### Wymagania zadania
Przepisz dokładnie wiersze poniższego wykazu, zaczynając od jego pierwszego wiersza i kończąc na wierszu zawierającym "subsection-label: A89 [500,230,510,237]", włącznie z oboma skrajnymi wierszami.

(Zapisy granic elementów)
-------

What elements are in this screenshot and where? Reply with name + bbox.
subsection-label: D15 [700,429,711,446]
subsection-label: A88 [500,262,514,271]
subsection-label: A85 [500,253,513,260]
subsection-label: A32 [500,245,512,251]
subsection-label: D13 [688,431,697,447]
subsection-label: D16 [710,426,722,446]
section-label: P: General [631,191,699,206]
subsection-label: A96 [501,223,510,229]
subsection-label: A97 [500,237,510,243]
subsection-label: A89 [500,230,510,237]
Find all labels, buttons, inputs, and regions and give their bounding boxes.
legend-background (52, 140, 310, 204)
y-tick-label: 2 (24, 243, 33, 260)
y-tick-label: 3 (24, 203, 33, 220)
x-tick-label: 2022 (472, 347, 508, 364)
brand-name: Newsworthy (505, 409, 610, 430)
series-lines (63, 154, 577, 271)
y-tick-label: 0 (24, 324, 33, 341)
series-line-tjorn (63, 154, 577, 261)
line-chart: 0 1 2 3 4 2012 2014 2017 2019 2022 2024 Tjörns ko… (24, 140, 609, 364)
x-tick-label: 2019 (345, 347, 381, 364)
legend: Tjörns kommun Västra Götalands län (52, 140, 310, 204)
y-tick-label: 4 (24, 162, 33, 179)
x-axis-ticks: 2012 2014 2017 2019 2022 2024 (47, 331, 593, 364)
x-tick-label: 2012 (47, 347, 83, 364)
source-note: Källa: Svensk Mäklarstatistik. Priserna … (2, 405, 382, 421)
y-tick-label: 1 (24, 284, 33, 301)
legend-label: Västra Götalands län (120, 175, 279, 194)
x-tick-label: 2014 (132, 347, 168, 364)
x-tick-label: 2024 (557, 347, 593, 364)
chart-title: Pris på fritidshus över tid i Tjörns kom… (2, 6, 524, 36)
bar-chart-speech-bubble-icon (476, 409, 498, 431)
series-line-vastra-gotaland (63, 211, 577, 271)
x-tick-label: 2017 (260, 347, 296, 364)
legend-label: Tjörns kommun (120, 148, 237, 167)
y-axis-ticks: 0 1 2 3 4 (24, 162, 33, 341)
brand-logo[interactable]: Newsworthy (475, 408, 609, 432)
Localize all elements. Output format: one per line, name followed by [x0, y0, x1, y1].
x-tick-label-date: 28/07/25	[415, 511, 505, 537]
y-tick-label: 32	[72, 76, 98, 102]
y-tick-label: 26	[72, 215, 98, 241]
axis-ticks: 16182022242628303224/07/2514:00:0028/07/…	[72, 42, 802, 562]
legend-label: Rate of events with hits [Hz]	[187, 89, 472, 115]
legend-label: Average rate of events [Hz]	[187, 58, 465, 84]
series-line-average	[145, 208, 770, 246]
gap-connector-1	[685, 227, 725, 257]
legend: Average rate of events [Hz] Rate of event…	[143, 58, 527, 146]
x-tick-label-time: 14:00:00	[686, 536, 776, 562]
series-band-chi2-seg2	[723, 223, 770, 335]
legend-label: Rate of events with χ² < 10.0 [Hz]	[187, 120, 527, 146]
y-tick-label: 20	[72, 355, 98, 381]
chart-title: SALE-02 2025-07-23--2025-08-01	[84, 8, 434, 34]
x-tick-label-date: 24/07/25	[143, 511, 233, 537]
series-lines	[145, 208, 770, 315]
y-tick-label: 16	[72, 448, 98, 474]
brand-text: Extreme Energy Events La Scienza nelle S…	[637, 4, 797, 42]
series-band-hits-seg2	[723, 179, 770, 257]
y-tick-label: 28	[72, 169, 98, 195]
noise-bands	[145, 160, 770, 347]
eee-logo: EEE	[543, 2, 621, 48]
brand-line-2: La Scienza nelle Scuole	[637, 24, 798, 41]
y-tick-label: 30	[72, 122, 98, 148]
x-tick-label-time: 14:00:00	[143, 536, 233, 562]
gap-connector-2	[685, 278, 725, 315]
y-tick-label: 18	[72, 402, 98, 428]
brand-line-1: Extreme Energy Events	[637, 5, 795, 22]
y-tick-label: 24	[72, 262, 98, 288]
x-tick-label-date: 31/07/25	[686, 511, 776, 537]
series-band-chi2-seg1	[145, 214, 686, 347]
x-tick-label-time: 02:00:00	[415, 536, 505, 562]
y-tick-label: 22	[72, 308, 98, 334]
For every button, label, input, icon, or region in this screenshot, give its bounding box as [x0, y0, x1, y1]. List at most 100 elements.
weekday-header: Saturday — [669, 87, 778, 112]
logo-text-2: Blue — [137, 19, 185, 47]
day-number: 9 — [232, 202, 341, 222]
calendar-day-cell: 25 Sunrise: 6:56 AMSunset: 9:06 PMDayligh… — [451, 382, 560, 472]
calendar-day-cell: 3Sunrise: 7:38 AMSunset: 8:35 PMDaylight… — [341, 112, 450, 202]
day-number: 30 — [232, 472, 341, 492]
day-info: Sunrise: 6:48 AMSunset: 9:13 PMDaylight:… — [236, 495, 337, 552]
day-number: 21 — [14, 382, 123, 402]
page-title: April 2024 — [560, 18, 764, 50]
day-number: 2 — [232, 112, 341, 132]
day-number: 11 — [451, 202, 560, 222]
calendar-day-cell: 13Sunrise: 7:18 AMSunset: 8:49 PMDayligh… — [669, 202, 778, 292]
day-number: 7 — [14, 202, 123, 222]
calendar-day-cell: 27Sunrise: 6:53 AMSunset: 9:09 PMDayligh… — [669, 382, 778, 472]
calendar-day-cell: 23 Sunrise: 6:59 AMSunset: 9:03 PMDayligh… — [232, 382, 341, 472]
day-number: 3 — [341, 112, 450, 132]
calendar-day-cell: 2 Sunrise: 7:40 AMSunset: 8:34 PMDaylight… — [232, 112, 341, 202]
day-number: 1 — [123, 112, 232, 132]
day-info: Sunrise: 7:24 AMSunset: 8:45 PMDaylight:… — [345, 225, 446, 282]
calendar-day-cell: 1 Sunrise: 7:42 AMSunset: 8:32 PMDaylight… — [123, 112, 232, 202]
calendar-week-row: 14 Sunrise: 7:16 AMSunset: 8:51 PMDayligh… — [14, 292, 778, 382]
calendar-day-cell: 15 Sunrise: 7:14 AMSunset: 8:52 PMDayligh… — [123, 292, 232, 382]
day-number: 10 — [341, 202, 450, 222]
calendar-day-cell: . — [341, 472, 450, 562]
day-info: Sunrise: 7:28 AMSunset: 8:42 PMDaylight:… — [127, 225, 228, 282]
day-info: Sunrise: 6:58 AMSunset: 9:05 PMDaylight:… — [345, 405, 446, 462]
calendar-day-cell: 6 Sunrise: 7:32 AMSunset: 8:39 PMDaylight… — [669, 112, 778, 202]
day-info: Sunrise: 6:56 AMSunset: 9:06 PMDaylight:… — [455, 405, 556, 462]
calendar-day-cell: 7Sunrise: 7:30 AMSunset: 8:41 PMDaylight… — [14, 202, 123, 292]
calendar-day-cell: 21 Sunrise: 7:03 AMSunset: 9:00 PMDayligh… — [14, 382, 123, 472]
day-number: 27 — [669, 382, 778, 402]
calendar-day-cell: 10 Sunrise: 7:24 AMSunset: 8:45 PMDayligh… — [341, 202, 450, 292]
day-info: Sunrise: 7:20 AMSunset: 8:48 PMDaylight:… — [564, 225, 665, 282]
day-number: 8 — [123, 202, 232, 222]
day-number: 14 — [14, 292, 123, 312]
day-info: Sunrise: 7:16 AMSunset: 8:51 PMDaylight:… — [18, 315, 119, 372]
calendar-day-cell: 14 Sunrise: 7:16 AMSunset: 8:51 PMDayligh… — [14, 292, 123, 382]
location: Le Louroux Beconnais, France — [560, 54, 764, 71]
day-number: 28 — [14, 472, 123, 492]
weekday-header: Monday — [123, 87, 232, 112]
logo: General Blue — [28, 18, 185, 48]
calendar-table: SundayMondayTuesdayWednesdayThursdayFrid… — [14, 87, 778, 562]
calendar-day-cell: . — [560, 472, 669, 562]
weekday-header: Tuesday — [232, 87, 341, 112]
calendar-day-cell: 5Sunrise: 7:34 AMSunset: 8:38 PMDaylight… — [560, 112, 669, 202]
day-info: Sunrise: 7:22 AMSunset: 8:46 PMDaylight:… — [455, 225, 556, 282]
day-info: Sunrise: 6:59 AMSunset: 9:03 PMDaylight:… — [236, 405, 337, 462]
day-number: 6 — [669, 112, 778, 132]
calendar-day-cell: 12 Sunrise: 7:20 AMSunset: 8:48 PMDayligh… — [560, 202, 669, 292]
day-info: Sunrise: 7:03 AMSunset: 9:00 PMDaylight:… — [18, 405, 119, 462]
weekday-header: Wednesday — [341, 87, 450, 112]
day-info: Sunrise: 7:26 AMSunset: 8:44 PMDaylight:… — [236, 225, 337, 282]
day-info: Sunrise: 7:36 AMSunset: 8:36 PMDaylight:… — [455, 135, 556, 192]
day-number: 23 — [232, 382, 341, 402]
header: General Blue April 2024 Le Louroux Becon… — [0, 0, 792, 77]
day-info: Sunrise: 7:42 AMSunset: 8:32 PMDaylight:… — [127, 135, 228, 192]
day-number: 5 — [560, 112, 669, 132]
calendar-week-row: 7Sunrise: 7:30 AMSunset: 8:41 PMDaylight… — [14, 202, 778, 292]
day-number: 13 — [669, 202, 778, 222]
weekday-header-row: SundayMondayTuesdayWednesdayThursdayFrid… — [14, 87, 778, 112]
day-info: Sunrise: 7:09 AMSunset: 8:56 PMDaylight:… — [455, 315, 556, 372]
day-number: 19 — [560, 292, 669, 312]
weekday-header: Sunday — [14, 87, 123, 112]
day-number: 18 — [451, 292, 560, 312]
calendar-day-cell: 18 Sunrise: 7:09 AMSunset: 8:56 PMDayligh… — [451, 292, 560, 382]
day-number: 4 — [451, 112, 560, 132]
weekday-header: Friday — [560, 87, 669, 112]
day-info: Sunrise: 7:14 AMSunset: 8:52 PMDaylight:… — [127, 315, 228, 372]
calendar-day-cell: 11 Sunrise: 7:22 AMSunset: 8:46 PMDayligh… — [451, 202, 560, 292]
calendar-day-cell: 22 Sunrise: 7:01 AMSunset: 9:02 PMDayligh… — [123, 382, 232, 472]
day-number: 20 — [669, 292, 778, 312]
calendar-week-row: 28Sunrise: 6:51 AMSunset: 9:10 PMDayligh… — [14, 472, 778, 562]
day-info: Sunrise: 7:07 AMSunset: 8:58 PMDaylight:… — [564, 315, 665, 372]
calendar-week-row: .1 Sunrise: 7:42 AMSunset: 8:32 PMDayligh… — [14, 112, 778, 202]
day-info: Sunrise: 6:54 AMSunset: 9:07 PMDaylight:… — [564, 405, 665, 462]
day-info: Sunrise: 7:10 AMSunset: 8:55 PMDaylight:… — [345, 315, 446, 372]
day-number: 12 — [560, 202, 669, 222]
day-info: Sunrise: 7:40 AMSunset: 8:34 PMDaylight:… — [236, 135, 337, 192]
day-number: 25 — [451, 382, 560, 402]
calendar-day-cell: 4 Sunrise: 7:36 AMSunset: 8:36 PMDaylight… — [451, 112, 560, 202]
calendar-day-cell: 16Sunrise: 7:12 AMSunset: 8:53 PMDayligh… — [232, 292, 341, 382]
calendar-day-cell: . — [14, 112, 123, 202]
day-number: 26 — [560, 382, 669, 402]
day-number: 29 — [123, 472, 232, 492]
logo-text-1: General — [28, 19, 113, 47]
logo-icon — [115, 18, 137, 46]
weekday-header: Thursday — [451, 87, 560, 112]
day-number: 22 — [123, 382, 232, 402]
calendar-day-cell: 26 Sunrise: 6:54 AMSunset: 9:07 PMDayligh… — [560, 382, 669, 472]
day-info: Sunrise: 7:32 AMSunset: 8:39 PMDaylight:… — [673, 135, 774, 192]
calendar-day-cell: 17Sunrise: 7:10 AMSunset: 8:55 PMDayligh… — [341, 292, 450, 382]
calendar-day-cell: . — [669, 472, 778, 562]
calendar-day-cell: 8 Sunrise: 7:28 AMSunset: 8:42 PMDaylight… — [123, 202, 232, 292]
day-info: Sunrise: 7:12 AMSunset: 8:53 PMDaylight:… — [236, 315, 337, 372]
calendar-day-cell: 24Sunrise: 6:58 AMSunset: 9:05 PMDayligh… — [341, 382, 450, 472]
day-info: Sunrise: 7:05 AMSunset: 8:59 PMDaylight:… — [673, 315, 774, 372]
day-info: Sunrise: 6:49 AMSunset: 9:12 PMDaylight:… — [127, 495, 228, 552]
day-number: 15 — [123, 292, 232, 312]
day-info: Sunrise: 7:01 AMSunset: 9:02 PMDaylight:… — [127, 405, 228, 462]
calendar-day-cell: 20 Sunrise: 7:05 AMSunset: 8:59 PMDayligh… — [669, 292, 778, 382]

-------

### Poprawny wynik
What elements are in this screenshot and where? Reply with name + bbox.
subsection-label: D15 [700,429,711,446]
subsection-label: A88 [500,262,514,271]
subsection-label: A85 [500,253,513,260]
subsection-label: A32 [500,245,512,251]
subsection-label: D13 [688,431,697,447]
subsection-label: D16 [710,426,722,446]
section-label: P: General [631,191,699,206]
subsection-label: A96 [501,223,510,229]
subsection-label: A97 [500,237,510,243]
subsection-label: A89 [500,230,510,237]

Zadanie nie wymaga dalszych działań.